Иногда, даже когда я уверен, что попал куда надо, в шприце оказывается только тонкая струйка крови. Это может означать, что игла вне вены, например прошла насквозь. А может быть, в вене небольшой просвет, и я могу двигаться вперед. И тут нужно срочно принять решение. Пытаться ли ввести препарат? Если я сделаю это, когда игла не в вене, то почувствую сопротивление, лекарство пойдет туго, и я увижу маленькую впадинку в месте укола, мизерный и ненавистный признак проблемы — задержки инъекции. Тогда выбора уже не будет, и мне придется вытащить иглу. Попадая в мягкие ткани, морфий причиняет боль и оставляет большой синяк. Я потеряю часть лекарства. Эта ужасная ямка означает обломанный кайф. Здравый смысл подсказывает немедленно остановиться и начать все сначала: отступить от ритуала, набраться терпения, вынуть иглу, надавить на место укола, чтобы остановить кровотечение и уменьшить кровоподтеки, проявить благоразумие, проделать все заново, найти другую вену. Но когда я так близок к цели, это трудно, ведь наркоманы нетерпеливы. Я хочу наркотик сейчас.
К тому же, если мне придется пробовать еще раз, есть опасность, что кровь, попавшая в шприц, свернется там, и я потеряю препарат. Внезапно я впадаю в панику. Быстро решай, перелить ли лекарство в запасной, припасенный заранее шприц, поскольку сгусток, скорее всего, образуется в носике, но тогда я могу упустить часть лекарства при переливании — немного, но я не хочу утратить ни капли. Быстро — снова наложить жгут, быстро, быстро, найти другую вену, где-нибудь, пусть на запястье, пусть будет синяк, пусть все видят, быстро, быстро, это уже не та расслабленная и приятная на ощупь вена, которая мне так нравилась несколько минут назад. Я вытаскиваю иглу — с нее может капать кровь, оставляя пятна на постельном белье и рубашке. На всякий случай я обычно ношу темную одежду, но проблема промокнуть кровь салфеткой сейчас не самая главная. Я бросаю иголки на пол — не забыть бы потом их найти. Мне нужно отыскать вену и сделать укол, прежде чем потеряю препарат, и что бы я ни делал, этого не должно произойти. В такой панике у меня могут возникнуть проблемы с поиском вены. Возможно, придется предпринять несколько попыток в нее войти, раз за разом отчаиваясь все сильнее, и повсюду будут кровь, разбросанные иглы и окровавленные салфетки. Иногда я втыкаю иглу почти наугад, туда, где, по моему мнению, должна быть вена, должна же она быть где-то там — но там ее нет, и каждая попытка оставляет кровавый синяк.

_Исходный листинг:_

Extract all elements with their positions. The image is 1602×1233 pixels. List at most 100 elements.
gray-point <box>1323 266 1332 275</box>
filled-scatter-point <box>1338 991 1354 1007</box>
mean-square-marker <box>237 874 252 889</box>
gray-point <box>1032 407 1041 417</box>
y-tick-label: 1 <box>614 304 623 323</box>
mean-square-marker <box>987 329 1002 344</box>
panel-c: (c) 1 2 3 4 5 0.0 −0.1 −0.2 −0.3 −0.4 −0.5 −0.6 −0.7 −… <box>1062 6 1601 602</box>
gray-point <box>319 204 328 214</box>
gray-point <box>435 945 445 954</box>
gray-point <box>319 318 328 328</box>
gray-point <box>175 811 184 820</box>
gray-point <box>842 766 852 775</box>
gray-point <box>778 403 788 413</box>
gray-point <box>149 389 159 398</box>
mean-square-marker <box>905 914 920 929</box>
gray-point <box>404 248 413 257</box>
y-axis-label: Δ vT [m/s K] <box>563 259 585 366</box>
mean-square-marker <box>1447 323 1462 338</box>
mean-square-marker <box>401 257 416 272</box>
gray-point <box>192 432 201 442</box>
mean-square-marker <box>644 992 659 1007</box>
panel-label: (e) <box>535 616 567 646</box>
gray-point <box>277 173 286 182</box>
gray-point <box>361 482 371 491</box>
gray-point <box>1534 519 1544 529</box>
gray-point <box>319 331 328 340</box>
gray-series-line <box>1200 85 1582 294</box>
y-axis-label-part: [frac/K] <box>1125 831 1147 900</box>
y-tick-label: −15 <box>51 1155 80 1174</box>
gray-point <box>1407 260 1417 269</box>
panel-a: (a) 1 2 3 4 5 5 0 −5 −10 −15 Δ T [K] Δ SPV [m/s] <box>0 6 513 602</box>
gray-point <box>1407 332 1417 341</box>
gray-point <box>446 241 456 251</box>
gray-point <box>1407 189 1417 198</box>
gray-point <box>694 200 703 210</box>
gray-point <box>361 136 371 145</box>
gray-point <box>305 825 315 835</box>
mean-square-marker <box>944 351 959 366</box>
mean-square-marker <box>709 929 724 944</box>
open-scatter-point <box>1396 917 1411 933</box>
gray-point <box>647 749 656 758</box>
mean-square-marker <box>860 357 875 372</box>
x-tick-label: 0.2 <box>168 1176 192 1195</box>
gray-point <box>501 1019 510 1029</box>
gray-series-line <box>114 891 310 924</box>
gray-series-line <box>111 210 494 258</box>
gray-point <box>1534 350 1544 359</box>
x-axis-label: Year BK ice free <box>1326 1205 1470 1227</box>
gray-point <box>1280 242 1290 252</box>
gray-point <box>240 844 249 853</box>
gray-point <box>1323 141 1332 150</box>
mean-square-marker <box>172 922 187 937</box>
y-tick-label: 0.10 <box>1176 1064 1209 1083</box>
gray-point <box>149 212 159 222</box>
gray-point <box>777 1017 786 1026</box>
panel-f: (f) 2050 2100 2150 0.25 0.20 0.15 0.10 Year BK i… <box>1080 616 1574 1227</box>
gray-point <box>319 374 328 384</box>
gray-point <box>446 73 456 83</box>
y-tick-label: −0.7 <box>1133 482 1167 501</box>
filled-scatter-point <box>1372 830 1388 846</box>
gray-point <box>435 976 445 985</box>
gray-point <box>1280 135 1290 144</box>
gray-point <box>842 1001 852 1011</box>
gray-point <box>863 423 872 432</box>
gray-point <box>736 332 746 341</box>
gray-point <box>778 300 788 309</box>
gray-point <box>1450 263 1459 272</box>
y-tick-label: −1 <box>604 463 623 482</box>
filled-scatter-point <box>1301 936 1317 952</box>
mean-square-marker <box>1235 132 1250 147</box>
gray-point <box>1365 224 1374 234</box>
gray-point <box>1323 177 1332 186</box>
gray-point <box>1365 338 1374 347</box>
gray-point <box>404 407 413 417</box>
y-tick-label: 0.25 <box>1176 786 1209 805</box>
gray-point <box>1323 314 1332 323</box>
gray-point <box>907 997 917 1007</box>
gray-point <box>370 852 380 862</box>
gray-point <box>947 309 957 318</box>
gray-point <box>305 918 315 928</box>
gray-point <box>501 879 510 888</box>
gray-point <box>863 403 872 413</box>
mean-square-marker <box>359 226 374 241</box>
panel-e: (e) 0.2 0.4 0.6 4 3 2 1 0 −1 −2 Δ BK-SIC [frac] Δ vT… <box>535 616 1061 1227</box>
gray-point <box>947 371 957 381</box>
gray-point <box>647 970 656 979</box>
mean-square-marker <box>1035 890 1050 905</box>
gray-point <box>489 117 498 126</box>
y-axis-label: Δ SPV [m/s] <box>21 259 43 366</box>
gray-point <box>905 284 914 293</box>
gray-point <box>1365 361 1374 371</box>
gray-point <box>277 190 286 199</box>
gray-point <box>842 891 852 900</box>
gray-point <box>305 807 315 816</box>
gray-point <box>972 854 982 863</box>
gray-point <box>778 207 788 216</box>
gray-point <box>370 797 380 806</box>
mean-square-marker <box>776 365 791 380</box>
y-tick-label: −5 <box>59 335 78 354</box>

_Задание A:_ Какую одежду, судя по отрывку о поисках вены, рассказчик обычно носит на всякий случай?
_Задание B:_ Продолжите отрывок о поисках вены, начав сразу после его последнего предложения.
Листинг здесь никак не используется.

_Ваш ответ A:_ Темную одежду.

_Ваш ответ B:_
Но на этот раз я уверен. Кровь свободно и легко прилила в шприц. Никаких сомнений: я в вене.
Все готово. Завершение моего тщательно разработанного плана — дойти до этого момента. Называйте меня наркоманом Павлова. Я достаю новую упаковку, аккуратно раскладываю принадлежности. Я один, и никто меня не потревожит. Собираю все необходимое: жгут, надежный, — не расстегнется, когда я его затяну, и легко снимется, когда игла будет в вене; два шприца на два кубика — запасной на случай, если промахнусь и в первый угодит сгусток крови; две иглы с зелеными канюлями и пять или шесть с оранжевыми; салфетки, желательно темные, или, если их нет, темное полотенце. Закрываю дверь, накидываю жгут петлей на руки и крепко стягиваю, видя, как выступает вена. Прикасаюсь к ней, чувствую ее. Вынимаю ампулу из упаковки, вскрываю, вставляю иглу в шприц, ощущаю скрежет длинной иглы по стеклянному донышку, вытягиваю лекарство.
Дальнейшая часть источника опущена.